### EXTRACTED MATERIAL
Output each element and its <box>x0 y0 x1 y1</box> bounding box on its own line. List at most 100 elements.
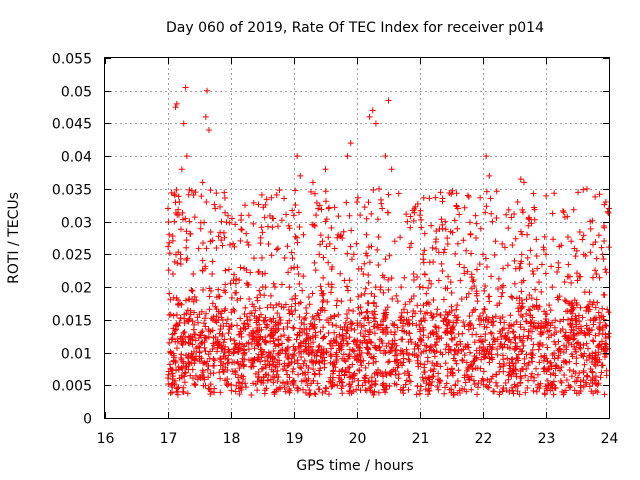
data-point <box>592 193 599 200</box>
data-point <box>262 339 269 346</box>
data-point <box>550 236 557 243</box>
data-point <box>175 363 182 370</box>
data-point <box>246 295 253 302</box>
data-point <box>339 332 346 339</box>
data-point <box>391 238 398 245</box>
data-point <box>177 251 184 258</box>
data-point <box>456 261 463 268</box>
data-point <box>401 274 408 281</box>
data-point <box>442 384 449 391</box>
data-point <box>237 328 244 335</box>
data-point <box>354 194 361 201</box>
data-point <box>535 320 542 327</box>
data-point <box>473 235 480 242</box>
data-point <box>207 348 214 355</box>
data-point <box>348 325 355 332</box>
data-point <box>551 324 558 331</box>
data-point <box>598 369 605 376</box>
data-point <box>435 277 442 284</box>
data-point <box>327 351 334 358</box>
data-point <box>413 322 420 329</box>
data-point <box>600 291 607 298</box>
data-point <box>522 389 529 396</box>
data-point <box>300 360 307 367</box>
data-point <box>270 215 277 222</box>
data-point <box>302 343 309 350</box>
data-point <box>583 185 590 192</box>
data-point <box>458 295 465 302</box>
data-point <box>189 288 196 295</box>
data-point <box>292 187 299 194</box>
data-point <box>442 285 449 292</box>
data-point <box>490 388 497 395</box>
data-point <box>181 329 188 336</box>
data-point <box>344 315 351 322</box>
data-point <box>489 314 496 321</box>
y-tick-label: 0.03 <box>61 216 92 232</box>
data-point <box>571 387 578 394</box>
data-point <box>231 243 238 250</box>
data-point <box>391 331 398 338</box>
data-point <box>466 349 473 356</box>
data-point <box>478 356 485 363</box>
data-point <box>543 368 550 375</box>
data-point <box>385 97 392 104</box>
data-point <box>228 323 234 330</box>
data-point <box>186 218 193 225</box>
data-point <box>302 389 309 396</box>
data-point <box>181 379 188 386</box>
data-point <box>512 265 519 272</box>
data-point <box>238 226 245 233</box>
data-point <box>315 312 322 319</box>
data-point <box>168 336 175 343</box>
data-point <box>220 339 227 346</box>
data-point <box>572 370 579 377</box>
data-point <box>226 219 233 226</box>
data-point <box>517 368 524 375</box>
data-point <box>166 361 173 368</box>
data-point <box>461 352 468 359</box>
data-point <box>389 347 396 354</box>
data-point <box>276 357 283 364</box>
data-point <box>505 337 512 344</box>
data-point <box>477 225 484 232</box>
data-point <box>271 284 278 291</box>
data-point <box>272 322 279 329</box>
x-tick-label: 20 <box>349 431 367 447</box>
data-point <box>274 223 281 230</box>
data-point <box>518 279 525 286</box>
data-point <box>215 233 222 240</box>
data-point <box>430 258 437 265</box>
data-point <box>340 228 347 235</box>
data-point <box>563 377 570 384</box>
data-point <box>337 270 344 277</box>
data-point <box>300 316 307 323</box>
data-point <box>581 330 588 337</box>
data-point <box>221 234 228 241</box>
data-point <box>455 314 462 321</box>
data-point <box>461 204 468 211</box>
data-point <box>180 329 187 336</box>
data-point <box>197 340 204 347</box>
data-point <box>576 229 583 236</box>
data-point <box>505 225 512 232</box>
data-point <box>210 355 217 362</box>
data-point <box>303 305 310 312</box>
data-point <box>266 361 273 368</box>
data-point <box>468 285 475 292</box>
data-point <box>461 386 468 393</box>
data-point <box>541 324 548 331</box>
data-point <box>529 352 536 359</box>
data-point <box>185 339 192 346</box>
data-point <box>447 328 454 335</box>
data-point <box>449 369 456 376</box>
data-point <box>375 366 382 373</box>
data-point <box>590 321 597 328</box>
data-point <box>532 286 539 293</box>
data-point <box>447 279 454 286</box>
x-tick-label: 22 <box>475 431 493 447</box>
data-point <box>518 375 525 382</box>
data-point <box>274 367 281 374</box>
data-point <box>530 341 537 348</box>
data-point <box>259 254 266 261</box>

### WRITTEN INSTRUCTION
Copy every line of the data above exactly, leaving out the pictures.

### FULL OUTPUT
Output each element and its <box>x0 y0 x1 y1</box> bounding box on its own line. List at most 100 elements.
data-point <box>592 193 599 200</box>
data-point <box>262 339 269 346</box>
data-point <box>550 236 557 243</box>
data-point <box>175 363 182 370</box>
data-point <box>246 295 253 302</box>
data-point <box>339 332 346 339</box>
data-point <box>391 238 398 245</box>
data-point <box>177 251 184 258</box>
data-point <box>456 261 463 268</box>
data-point <box>401 274 408 281</box>
data-point <box>442 384 449 391</box>
data-point <box>237 328 244 335</box>
data-point <box>354 194 361 201</box>
data-point <box>535 320 542 327</box>
data-point <box>473 235 480 242</box>
data-point <box>207 348 214 355</box>
data-point <box>348 325 355 332</box>
data-point <box>551 324 558 331</box>
data-point <box>598 369 605 376</box>
data-point <box>435 277 442 284</box>
data-point <box>327 351 334 358</box>
data-point <box>413 322 420 329</box>
data-point <box>600 291 607 298</box>
data-point <box>522 389 529 396</box>
data-point <box>300 360 307 367</box>
data-point <box>270 215 277 222</box>
data-point <box>302 343 309 350</box>
data-point <box>583 185 590 192</box>
data-point <box>458 295 465 302</box>
data-point <box>189 288 196 295</box>
data-point <box>292 187 299 194</box>
data-point <box>442 285 449 292</box>
data-point <box>490 388 497 395</box>
data-point <box>181 329 188 336</box>
data-point <box>344 315 351 322</box>
data-point <box>489 314 496 321</box>
y-tick-label: 0.03 <box>61 216 92 232</box>
data-point <box>571 387 578 394</box>
data-point <box>231 243 238 250</box>
data-point <box>391 331 398 338</box>
data-point <box>466 349 473 356</box>
data-point <box>478 356 485 363</box>
data-point <box>543 368 550 375</box>
data-point <box>385 97 392 104</box>
data-point <box>228 323 234 330</box>
data-point <box>186 218 193 225</box>
data-point <box>302 389 309 396</box>
data-point <box>181 379 188 386</box>
data-point <box>512 265 519 272</box>
data-point <box>238 226 245 233</box>
data-point <box>315 312 322 319</box>
data-point <box>168 336 175 343</box>
data-point <box>220 339 227 346</box>
data-point <box>572 370 579 377</box>
data-point <box>226 219 233 226</box>
data-point <box>517 368 524 375</box>
data-point <box>166 361 173 368</box>
data-point <box>461 352 468 359</box>
data-point <box>389 347 396 354</box>
data-point <box>276 357 283 364</box>
data-point <box>505 337 512 344</box>
data-point <box>477 225 484 232</box>
data-point <box>271 284 278 291</box>
data-point <box>272 322 279 329</box>
x-tick-label: 20 <box>349 431 367 447</box>
data-point <box>274 223 281 230</box>
data-point <box>518 279 525 286</box>
data-point <box>215 233 222 240</box>
data-point <box>430 258 437 265</box>
data-point <box>340 228 347 235</box>
data-point <box>563 377 570 384</box>
data-point <box>337 270 344 277</box>
data-point <box>300 316 307 323</box>
data-point <box>581 330 588 337</box>
data-point <box>221 234 228 241</box>
data-point <box>455 314 462 321</box>
data-point <box>461 204 468 211</box>
data-point <box>180 329 187 336</box>
data-point <box>197 340 204 347</box>
data-point <box>576 229 583 236</box>
data-point <box>505 225 512 232</box>
data-point <box>210 355 217 362</box>
data-point <box>303 305 310 312</box>
data-point <box>266 361 273 368</box>
data-point <box>468 285 475 292</box>
data-point <box>461 386 468 393</box>
data-point <box>541 324 548 331</box>
data-point <box>529 352 536 359</box>
data-point <box>185 339 192 346</box>
data-point <box>447 328 454 335</box>
data-point <box>449 369 456 376</box>
data-point <box>375 366 382 373</box>
data-point <box>590 321 597 328</box>
data-point <box>532 286 539 293</box>
data-point <box>447 279 454 286</box>
x-tick-label: 22 <box>475 431 493 447</box>
data-point <box>518 375 525 382</box>
data-point <box>274 367 281 374</box>
data-point <box>530 341 537 348</box>
data-point <box>259 254 266 261</box>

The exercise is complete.